INPUT ROWS
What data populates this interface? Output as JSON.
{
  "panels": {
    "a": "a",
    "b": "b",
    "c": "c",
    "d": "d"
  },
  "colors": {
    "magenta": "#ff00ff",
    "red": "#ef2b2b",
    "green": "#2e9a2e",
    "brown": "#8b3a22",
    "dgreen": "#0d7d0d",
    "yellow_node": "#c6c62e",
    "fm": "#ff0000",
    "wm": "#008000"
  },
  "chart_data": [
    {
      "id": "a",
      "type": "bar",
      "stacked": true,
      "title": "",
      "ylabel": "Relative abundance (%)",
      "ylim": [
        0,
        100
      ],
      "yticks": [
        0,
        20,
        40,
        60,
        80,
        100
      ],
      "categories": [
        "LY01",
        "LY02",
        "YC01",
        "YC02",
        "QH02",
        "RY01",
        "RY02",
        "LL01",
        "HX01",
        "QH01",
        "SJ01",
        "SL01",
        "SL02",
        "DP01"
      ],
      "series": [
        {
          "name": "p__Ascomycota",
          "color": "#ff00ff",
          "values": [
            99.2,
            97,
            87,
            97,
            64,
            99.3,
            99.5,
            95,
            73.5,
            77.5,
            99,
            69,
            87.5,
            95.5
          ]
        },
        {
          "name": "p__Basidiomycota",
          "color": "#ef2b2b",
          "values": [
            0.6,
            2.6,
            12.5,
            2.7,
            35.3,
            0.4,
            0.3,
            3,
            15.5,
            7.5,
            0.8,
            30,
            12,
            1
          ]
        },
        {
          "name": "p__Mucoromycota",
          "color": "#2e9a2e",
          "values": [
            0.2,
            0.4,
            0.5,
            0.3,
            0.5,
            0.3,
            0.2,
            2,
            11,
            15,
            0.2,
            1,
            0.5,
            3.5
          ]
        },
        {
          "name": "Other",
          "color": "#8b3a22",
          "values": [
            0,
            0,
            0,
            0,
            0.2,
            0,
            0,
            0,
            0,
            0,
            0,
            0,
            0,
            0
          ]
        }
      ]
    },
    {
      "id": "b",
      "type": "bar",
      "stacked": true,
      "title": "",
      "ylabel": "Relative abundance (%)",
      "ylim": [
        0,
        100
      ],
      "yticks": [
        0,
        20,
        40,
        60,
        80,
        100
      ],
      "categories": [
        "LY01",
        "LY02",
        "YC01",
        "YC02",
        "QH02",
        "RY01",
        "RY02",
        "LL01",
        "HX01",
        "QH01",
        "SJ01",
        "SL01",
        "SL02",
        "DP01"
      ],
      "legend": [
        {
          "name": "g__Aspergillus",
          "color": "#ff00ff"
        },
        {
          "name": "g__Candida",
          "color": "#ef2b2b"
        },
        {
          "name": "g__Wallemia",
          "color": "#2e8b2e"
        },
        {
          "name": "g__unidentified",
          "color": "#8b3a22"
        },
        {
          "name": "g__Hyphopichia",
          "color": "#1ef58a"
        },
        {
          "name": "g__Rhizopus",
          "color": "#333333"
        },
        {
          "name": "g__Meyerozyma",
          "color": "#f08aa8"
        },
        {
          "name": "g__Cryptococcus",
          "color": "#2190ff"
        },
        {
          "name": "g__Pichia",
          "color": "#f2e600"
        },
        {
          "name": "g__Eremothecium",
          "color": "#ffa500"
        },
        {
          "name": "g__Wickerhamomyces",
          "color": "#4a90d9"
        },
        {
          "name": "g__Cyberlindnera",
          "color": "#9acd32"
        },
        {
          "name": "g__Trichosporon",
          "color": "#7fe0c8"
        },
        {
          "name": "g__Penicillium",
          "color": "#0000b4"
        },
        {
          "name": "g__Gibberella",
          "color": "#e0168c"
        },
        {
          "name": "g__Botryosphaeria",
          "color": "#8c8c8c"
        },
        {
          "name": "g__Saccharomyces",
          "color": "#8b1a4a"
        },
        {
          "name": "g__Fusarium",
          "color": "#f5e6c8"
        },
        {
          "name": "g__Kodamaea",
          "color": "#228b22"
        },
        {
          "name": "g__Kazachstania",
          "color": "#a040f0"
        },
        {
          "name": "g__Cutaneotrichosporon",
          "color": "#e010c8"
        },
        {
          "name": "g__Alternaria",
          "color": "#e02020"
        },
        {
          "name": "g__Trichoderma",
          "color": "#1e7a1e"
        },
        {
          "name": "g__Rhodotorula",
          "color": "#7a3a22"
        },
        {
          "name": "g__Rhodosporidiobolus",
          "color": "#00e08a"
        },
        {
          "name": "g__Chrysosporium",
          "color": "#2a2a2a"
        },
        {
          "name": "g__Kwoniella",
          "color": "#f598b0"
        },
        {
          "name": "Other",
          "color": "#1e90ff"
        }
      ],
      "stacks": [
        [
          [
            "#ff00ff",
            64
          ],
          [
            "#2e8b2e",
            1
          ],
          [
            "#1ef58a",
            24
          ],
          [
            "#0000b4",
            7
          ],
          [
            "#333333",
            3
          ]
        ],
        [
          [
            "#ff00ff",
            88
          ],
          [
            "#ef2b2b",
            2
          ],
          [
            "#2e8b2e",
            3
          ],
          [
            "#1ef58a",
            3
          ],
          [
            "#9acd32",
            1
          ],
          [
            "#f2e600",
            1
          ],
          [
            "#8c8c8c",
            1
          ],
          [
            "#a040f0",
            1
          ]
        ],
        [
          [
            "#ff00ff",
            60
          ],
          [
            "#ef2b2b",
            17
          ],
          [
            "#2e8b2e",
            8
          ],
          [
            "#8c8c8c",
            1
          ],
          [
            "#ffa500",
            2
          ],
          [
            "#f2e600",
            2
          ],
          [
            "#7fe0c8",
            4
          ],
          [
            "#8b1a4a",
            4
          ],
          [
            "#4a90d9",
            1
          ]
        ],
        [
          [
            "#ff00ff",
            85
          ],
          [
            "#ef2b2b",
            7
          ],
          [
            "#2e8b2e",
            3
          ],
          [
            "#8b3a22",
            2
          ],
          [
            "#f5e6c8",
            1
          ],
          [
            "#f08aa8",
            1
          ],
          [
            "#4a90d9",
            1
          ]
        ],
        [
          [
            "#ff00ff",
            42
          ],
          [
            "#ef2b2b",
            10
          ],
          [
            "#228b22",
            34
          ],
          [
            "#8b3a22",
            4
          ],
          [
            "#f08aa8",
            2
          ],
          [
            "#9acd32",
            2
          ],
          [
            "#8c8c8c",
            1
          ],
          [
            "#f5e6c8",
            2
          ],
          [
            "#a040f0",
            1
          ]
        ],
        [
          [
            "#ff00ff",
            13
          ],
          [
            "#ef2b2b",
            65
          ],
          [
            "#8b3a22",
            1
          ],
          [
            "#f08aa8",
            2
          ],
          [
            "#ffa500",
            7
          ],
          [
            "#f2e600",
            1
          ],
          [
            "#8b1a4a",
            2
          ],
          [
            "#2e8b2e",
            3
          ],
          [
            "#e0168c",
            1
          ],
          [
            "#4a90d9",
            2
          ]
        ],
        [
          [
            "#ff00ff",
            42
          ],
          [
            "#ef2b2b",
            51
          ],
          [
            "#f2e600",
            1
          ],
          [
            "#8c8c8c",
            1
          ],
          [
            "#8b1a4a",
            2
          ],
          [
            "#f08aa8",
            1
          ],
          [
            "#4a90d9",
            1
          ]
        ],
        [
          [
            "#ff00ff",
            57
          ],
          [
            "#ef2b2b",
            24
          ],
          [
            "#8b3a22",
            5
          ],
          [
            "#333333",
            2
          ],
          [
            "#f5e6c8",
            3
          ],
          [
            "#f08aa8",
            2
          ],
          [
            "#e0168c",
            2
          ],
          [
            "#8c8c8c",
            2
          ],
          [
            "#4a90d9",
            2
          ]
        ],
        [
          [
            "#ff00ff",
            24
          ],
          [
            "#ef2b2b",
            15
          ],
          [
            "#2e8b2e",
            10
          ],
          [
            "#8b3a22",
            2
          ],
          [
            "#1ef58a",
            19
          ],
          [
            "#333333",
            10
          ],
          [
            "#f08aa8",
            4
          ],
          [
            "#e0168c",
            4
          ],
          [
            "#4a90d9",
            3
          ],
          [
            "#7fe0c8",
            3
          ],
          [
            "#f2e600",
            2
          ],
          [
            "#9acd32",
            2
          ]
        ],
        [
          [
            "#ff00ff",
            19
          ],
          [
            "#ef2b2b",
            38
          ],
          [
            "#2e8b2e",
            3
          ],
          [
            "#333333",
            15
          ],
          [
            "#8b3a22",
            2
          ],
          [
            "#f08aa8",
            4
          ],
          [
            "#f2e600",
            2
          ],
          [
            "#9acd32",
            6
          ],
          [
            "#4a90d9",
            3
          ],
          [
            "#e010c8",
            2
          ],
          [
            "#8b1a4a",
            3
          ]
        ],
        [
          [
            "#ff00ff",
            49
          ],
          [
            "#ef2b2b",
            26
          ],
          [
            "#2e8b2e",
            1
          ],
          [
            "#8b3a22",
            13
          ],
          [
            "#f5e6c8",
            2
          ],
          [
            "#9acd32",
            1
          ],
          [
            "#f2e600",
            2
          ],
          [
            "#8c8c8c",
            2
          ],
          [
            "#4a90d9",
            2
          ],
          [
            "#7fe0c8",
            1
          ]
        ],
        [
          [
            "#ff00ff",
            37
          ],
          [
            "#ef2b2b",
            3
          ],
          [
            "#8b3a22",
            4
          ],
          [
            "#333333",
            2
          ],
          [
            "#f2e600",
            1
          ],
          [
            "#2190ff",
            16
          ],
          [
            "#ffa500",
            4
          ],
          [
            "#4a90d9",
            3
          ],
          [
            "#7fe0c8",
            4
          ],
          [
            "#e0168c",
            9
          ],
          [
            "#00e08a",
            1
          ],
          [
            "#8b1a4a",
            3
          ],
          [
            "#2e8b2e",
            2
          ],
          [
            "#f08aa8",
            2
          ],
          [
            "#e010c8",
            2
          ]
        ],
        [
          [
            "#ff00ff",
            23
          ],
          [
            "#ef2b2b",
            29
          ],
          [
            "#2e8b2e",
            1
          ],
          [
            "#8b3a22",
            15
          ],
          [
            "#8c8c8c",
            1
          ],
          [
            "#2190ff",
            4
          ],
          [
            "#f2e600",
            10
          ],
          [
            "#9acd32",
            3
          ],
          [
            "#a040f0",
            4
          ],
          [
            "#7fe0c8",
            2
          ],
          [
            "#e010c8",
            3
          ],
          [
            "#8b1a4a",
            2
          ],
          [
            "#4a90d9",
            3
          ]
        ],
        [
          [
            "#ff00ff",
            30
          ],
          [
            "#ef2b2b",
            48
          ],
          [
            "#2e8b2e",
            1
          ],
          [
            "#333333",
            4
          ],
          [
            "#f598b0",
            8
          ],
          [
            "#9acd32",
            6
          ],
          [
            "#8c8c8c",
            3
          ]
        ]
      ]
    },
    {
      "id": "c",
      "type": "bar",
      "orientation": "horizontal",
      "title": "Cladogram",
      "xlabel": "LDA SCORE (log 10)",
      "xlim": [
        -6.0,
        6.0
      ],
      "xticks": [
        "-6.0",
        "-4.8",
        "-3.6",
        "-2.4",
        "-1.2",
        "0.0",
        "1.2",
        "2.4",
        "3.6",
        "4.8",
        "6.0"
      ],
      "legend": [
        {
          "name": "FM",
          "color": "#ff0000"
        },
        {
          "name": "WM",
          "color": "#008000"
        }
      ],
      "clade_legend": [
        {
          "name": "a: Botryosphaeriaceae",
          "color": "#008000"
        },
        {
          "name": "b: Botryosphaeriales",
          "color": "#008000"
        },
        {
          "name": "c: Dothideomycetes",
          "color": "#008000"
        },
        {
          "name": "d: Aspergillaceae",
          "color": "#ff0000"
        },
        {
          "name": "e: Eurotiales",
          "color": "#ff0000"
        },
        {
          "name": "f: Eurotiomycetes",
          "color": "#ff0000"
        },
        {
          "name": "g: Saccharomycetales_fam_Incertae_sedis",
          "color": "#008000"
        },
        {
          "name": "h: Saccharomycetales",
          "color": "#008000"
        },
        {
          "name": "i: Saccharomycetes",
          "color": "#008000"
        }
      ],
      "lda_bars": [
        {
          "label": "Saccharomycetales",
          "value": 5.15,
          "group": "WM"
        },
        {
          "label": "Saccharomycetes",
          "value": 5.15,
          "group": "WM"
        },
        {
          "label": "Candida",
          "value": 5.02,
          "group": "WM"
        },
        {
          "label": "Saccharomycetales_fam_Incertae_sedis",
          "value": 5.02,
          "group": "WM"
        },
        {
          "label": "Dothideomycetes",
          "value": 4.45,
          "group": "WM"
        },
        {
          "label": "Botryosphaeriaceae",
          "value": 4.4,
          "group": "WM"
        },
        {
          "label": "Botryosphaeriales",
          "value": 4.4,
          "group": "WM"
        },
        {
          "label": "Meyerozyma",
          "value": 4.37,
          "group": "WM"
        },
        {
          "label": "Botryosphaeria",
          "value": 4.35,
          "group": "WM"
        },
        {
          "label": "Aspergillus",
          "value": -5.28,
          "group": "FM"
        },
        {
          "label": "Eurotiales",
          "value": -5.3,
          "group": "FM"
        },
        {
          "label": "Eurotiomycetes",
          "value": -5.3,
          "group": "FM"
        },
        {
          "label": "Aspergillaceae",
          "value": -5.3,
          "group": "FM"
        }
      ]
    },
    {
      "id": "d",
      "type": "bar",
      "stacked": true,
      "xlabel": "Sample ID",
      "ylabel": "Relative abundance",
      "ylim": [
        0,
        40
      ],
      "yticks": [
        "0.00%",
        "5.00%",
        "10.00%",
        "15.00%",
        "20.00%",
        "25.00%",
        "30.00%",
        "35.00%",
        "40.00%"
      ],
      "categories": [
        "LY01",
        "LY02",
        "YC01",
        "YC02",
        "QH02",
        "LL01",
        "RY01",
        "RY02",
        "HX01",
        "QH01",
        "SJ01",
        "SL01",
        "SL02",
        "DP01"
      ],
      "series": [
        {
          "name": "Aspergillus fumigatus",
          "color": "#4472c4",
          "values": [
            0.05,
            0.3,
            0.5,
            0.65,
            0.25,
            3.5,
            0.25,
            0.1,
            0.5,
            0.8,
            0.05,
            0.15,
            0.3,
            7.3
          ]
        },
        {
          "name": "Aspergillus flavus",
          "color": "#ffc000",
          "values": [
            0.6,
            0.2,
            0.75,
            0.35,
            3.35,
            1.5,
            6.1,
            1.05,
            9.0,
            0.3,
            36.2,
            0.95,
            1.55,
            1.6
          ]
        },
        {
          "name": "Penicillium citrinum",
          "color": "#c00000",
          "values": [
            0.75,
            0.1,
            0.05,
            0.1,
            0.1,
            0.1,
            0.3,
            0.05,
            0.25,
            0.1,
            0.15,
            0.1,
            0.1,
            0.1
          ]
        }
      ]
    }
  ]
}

EXERCISE REQUIREMENTS
Search the entries for the string "Eurotiales" and collect each line that has it.

FINAL RESULT
          "name": "e: Eurotiales",
          "label": "Eurotiales",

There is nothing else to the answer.